Select the lines that contain "Read" and copy each of them.

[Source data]
####
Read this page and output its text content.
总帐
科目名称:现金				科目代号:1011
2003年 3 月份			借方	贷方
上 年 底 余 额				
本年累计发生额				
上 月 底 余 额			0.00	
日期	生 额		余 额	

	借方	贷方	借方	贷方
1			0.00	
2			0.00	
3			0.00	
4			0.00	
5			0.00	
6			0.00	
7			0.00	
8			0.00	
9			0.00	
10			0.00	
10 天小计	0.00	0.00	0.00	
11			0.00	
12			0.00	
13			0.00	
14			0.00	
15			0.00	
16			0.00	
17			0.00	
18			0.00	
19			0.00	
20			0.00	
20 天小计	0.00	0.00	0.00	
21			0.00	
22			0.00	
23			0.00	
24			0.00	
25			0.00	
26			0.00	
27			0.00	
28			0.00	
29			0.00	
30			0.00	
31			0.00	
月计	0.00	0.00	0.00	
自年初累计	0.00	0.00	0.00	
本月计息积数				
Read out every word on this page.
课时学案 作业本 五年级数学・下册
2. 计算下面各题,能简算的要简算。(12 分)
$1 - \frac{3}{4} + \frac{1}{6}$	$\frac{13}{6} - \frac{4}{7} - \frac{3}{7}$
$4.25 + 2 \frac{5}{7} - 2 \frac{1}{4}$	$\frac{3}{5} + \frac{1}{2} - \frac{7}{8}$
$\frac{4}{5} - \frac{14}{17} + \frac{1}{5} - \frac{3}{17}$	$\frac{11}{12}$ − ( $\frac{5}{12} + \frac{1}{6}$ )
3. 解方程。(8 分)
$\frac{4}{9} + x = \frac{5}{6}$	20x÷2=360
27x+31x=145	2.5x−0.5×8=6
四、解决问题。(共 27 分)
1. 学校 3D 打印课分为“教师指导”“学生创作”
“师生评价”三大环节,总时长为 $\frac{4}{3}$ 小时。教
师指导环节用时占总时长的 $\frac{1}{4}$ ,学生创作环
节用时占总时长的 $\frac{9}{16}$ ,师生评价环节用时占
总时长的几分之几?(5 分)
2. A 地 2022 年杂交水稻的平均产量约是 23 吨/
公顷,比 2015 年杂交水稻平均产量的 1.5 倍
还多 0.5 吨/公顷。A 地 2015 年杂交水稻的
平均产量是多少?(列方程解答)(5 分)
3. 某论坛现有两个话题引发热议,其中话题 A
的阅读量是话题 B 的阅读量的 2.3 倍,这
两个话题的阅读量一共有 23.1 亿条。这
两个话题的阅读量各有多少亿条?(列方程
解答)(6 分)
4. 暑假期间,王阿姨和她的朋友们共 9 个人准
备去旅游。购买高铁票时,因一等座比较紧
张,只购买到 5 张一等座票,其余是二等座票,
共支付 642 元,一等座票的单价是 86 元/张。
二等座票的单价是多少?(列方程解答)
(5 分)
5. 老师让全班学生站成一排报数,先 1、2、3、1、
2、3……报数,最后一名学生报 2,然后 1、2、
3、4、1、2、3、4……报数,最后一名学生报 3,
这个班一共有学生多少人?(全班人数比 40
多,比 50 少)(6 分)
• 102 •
####
ANSWER TO THIS TASK –
Read this page and output its text content.
Read out every word on this page.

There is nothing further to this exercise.